- _EXERCISE_
Type out all the records word for word. Any pictures are to be left out.
(begin)
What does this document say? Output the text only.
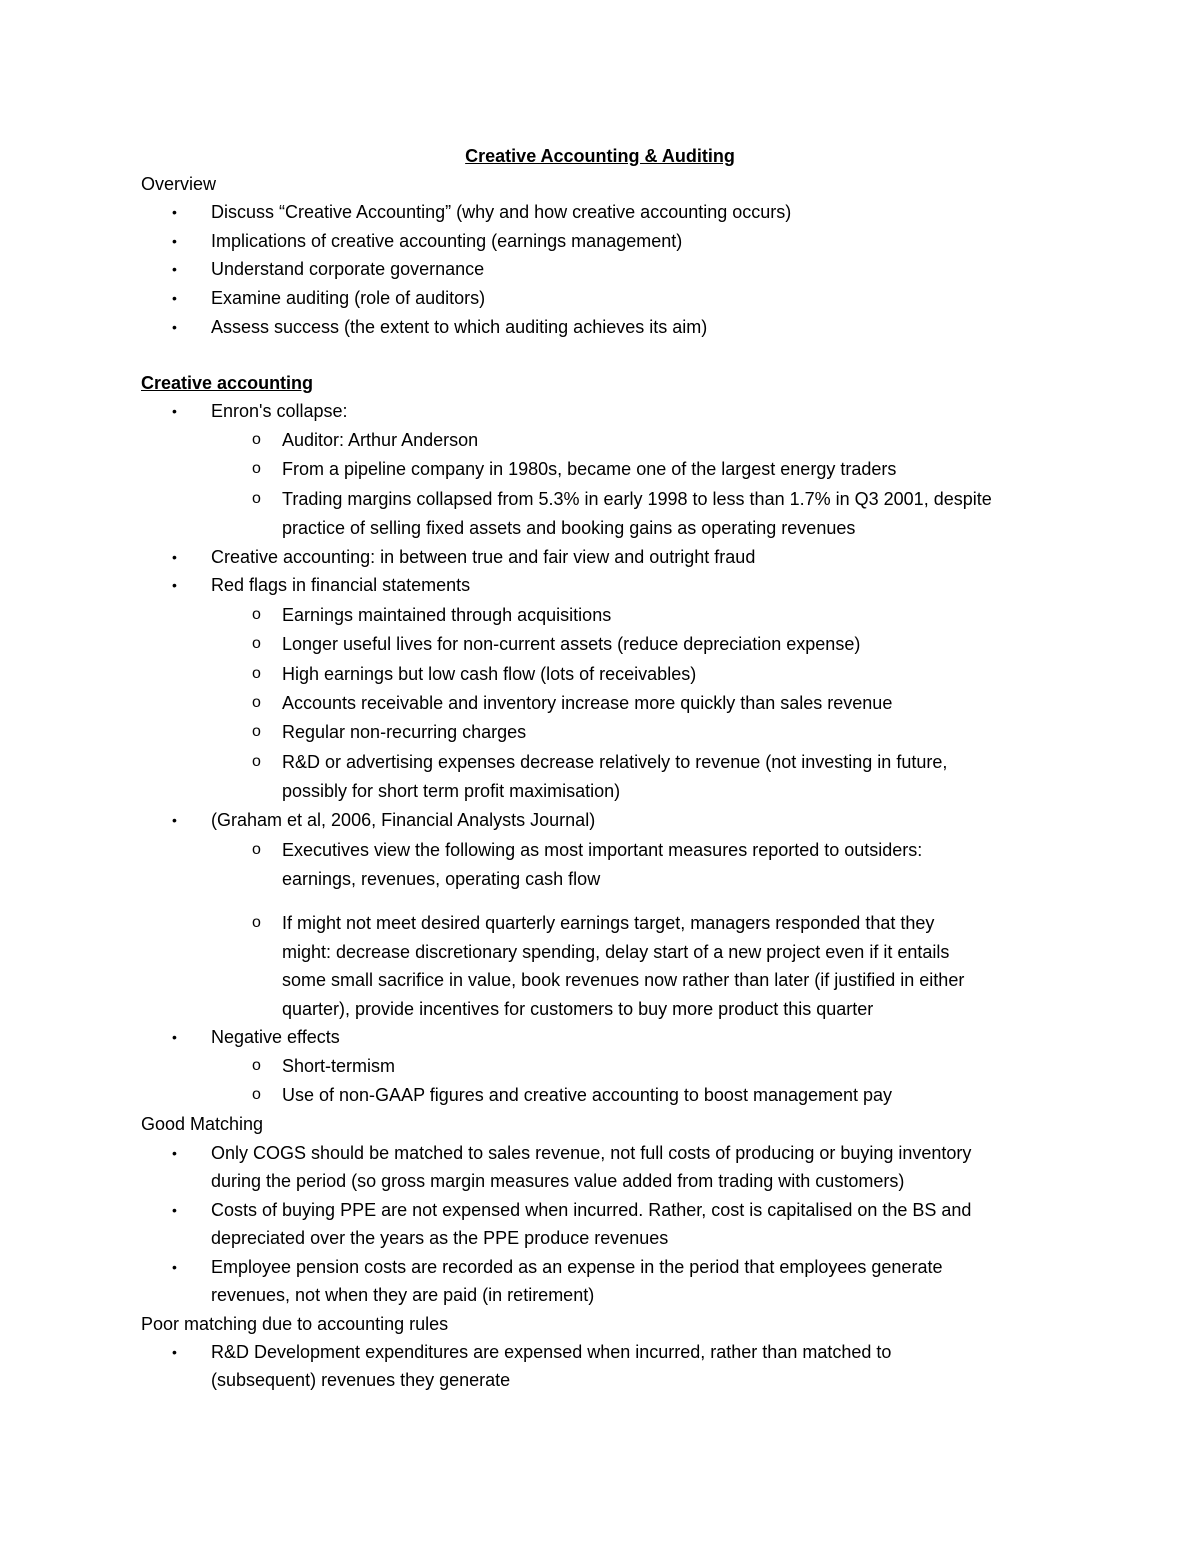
Creative Accounting & Auditing
Overview
• Discuss “Creative Accounting” (why and how creative accounting occurs)
• Implications of creative accounting (earnings management)
• Understand corporate governance
• Examine auditing (role of auditors)
• Assess success (the extent to which auditing achieves its aim)
Creative accounting
• Enron's collapse:
o Auditor: Arthur Anderson
o From a pipeline company in 1980s, became one of the largest energy traders
o Trading margins collapsed from 5.3% in early 1998 to less than 1.7% in Q3 2001, despite
practice of selling fixed assets and booking gains as operating revenues
• Creative accounting: in between true and fair view and outright fraud
• Red flags in financial statements
o Earnings maintained through acquisitions
o Longer useful lives for non-current assets (reduce depreciation expense)
o High earnings but low cash flow (lots of receivables)
o Accounts receivable and inventory increase more quickly than sales revenue
o Regular non-recurring charges
o R&D or advertising expenses decrease relatively to revenue (not investing in future,
possibly for short term profit maximisation)
• (Graham et al, 2006, Financial Analysts Journal)
o Executives view the following as most important measures reported to outsiders:
earnings, revenues, operating cash flow
o If might not meet desired quarterly earnings target, managers responded that they
might: decrease discretionary spending, delay start of a new project even if it entails
some small sacrifice in value, book revenues now rather than later (if justified in either
quarter), provide incentives for customers to buy more product this quarter
• Negative effects
o Short-termism
o Use of non-GAAP figures and creative accounting to boost management pay
Good Matching
• Only COGS should be matched to sales revenue, not full costs of producing or buying inventory
during the period (so gross margin measures value added from trading with customers)
• Costs of buying PPE are not expensed when incurred. Rather, cost is capitalised on the BS and
depreciated over the years as the PPE produce revenues
• Employee pension costs are recorded as an expense in the period that employees generate
revenues, not when they are paid (in retirement)
Poor matching due to accounting rules
• R&D Development expenditures are expensed when incurred, rather than matched to
(subsequent) revenues they generate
(end)
- _EXERCISE SOLUTION_
What does this document say? Output the text only.
Creative Accounting & Auditing
Overview
• Discuss “Creative Accounting” (why and how creative accounting occurs)
• Implications of creative accounting (earnings management)
• Understand corporate governance
• Examine auditing (role of auditors)
• Assess success (the extent to which auditing achieves its aim)
Creative accounting
• Enron's collapse:
o Auditor: Arthur Anderson
o From a pipeline company in 1980s, became one of the largest energy traders
o Trading margins collapsed from 5.3% in early 1998 to less than 1.7% in Q3 2001, despite
practice of selling fixed assets and booking gains as operating revenues
• Creative accounting: in between true and fair view and outright fraud
• Red flags in financial statements
o Earnings maintained through acquisitions
o Longer useful lives for non-current assets (reduce depreciation expense)
o High earnings but low cash flow (lots of receivables)
o Accounts receivable and inventory increase more quickly than sales revenue
o Regular non-recurring charges
o R&D or advertising expenses decrease relatively to revenue (not investing in future,
possibly for short term profit maximisation)
• (Graham et al, 2006, Financial Analysts Journal)
o Executives view the following as most important measures reported to outsiders:
earnings, revenues, operating cash flow
o If might not meet desired quarterly earnings target, managers responded that they
might: decrease discretionary spending, delay start of a new project even if it entails
some small sacrifice in value, book revenues now rather than later (if justified in either
quarter), provide incentives for customers to buy more product this quarter
• Negative effects
o Short-termism
o Use of non-GAAP figures and creative accounting to boost management pay
Good Matching
• Only COGS should be matched to sales revenue, not full costs of producing or buying inventory
during the period (so gross margin measures value added from trading with customers)
• Costs of buying PPE are not expensed when incurred. Rather, cost is capitalised on the BS and
depreciated over the years as the PPE produce revenues
• Employee pension costs are recorded as an expense in the period that employees generate
revenues, not when they are paid (in retirement)
Poor matching due to accounting rules
• R&D Development expenditures are expensed when incurred, rather than matched to
(subsequent) revenues they generate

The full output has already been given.